# Task instructions
Take all the material and copy it exactly.

# Material provided
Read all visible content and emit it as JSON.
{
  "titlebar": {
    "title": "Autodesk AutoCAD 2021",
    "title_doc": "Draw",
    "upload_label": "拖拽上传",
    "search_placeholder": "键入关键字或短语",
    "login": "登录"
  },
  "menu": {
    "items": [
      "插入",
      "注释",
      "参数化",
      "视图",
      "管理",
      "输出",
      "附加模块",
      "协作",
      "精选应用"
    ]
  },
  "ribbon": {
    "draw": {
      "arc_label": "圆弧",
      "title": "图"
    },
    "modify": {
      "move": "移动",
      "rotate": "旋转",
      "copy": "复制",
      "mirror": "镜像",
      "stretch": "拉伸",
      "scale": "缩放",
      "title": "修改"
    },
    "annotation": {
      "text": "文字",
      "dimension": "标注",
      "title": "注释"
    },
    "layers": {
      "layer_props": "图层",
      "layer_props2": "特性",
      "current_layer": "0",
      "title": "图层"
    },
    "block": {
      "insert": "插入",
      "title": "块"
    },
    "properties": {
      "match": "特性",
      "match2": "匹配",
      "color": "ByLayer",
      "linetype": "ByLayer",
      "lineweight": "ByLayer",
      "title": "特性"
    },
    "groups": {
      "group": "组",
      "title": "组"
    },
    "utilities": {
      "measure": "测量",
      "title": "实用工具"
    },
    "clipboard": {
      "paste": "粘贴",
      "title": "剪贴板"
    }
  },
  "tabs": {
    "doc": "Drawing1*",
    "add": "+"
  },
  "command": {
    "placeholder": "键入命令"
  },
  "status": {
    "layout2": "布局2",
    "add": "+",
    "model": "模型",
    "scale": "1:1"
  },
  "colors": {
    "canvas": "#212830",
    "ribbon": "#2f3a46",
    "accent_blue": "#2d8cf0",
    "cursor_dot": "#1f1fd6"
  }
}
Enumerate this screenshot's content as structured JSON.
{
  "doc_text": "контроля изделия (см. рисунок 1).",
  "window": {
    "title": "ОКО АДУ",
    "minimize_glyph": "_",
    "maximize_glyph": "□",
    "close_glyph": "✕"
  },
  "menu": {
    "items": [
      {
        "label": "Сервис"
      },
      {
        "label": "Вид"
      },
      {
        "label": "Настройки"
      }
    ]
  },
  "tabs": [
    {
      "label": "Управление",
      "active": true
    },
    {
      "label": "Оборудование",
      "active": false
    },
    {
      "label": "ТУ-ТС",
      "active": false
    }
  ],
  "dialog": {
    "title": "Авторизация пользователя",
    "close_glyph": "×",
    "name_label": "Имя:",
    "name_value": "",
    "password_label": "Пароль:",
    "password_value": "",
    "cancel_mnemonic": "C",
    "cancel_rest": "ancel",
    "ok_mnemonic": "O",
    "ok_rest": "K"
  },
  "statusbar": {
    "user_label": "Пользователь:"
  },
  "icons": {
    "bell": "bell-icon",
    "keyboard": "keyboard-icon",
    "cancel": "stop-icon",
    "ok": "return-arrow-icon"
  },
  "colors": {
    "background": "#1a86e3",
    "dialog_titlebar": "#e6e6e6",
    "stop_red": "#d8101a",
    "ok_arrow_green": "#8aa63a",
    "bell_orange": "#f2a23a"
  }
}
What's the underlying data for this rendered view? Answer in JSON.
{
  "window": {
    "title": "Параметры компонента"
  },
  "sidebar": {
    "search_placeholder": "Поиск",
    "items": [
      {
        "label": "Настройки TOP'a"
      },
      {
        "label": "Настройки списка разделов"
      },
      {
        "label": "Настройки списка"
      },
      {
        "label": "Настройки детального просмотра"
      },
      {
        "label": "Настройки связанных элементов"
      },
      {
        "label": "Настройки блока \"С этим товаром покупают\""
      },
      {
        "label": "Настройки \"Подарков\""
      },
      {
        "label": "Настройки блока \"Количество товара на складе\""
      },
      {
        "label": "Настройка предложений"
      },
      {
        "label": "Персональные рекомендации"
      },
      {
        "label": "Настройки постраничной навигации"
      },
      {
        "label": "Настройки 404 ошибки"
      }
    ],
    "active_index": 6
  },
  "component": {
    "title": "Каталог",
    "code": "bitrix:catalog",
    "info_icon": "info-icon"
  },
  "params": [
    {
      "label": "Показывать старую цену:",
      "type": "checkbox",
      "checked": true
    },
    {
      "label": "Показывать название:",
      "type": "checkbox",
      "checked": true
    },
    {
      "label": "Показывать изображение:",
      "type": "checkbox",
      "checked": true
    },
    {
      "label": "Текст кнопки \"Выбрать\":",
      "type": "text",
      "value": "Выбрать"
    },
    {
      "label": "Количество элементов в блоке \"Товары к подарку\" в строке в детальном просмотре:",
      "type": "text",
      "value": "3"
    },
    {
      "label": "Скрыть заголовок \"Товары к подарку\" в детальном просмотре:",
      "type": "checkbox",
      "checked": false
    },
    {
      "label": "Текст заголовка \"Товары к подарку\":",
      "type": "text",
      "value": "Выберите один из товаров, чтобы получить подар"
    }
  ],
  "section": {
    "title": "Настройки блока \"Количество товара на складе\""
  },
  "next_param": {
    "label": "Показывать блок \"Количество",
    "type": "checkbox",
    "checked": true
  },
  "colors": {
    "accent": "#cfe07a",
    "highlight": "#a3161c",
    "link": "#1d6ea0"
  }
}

# Correct response
Read all visible content and emit it as JSON.
{
  "titlebar": {
    "title": "Autodesk AutoCAD 2021",
    "title_doc": "Draw",
    "upload_label": "拖拽上传",
    "search_placeholder": "键入关键字或短语",
    "login": "登录"
  },
  "menu": {
    "items": [
      "插入",
      "注释",
      "参数化",
      "视图",
      "管理",
      "输出",
      "附加模块",
      "协作",
      "精选应用"
    ]
  },
  "ribbon": {
    "draw": {
      "arc_label": "圆弧",
      "title": "图"
    },
    "modify": {
      "move": "移动",
      "rotate": "旋转",
      "copy": "复制",
      "mirror": "镜像",
      "stretch": "拉伸",
      "scale": "缩放",
      "title": "修改"
    },
    "annotation": {
      "text": "文字",
      "dimension": "标注",
      "title": "注释"
    },
    "layers": {
      "layer_props": "图层",
      "layer_props2": "特性",
      "current_layer": "0",
      "title": "图层"
    },
    "block": {
      "insert": "插入",
      "title": "块"
    },
    "properties": {
      "match": "特性",
      "match2": "匹配",
      "color": "ByLayer",
      "linetype": "ByLayer",
      "lineweight": "ByLayer",
      "title": "特性"
    },
    "groups": {
      "group": "组",
      "title": "组"
    },
    "utilities": {
      "measure": "测量",
      "title": "实用工具"
    },
    "clipboard": {
      "paste": "粘贴",
      "title": "剪贴板"
    }
  },
  "tabs": {
    "doc": "Drawing1*",
    "add": "+"
  },
  "command": {
    "placeholder": "键入命令"
  },
  "status": {
    "layout2": "布局2",
    "add": "+",
    "model": "模型",
    "scale": "1:1"
  },
  "colors": {
    "canvas": "#212830",
    "ribbon": "#2f3a46",
    "accent_blue": "#2d8cf0",
    "cursor_dot": "#1f1fd6"
  }
}
Enumerate this screenshot's content as structured JSON.
{
  "doc_text": "контроля изделия (см. рисунок 1).",
  "window": {
    "title": "ОКО АДУ",
    "minimize_glyph": "_",
    "maximize_glyph": "□",
    "close_glyph": "✕"
  },
  "menu": {
    "items": [
      {
        "label": "Сервис"
      },
      {
        "label": "Вид"
      },
      {
        "label": "Настройки"
      }
    ]
  },
  "tabs": [
    {
      "label": "Управление",
      "active": true
    },
    {
      "label": "Оборудование",
      "active": false
    },
    {
      "label": "ТУ-ТС",
      "active": false
    }
  ],
  "dialog": {
    "title": "Авторизация пользователя",
    "close_glyph": "×",
    "name_label": "Имя:",
    "name_value": "",
    "password_label": "Пароль:",
    "password_value": "",
    "cancel_mnemonic": "C",
    "cancel_rest": "ancel",
    "ok_mnemonic": "O",
    "ok_rest": "K"
  },
  "statusbar": {
    "user_label": "Пользователь:"
  },
  "icons": {
    "bell": "bell-icon",
    "keyboard": "keyboard-icon",
    "cancel": "stop-icon",
    "ok": "return-arrow-icon"
  },
  "colors": {
    "background": "#1a86e3",
    "dialog_titlebar": "#e6e6e6",
    "stop_red": "#d8101a",
    "ok_arrow_green": "#8aa63a",
    "bell_orange": "#f2a23a"
  }
}
What's the underlying data for this rendered view? Answer in JSON.
{
  "window": {
    "title": "Параметры компонента"
  },
  "sidebar": {
    "search_placeholder": "Поиск",
    "items": [
      {
        "label": "Настройки TOP'a"
      },
      {
        "label": "Настройки списка разделов"
      },
      {
        "label": "Настройки списка"
      },
      {
        "label": "Настройки детального просмотра"
      },
      {
        "label": "Настройки связанных элементов"
      },
      {
        "label": "Настройки блока \"С этим товаром покупают\""
      },
      {
        "label": "Настройки \"Подарков\""
      },
      {
        "label": "Настройки блока \"Количество товара на складе\""
      },
      {
        "label": "Настройка предложений"
      },
      {
        "label": "Персональные рекомендации"
      },
      {
        "label": "Настройки постраничной навигации"
      },
      {
        "label": "Настройки 404 ошибки"
      }
    ],
    "active_index": 6
  },
  "component": {
    "title": "Каталог",
    "code": "bitrix:catalog",
    "info_icon": "info-icon"
  },
  "params": [
    {
      "label": "Показывать старую цену:",
      "type": "checkbox",
      "checked": true
    },
    {
      "label": "Показывать название:",
      "type": "checkbox",
      "checked": true
    },
    {
      "label": "Показывать изображение:",
      "type": "checkbox",
      "checked": true
    },
    {
      "label": "Текст кнопки \"Выбрать\":",
      "type": "text",
      "value": "Выбрать"
    },
    {
      "label": "Количество элементов в блоке \"Товары к подарку\" в строке в детальном просмотре:",
      "type": "text",
      "value": "3"
    },
    {
      "label": "Скрыть заголовок \"Товары к подарку\" в детальном просмотре:",
      "type": "checkbox",
      "checked": false
    },
    {
      "label": "Текст заголовка \"Товары к подарку\":",
      "type": "text",
      "value": "Выберите один из товаров, чтобы получить подар"
    }
  ],
  "section": {
    "title": "Настройки блока \"Количество товара на складе\""
  },
  "next_param": {
    "label": "Показывать блок \"Количество",
    "type": "checkbox",
    "checked": true
  },
  "colors": {
    "accent": "#cfe07a",
    "highlight": "#a3161c",
    "link": "#1d6ea0"
  }
}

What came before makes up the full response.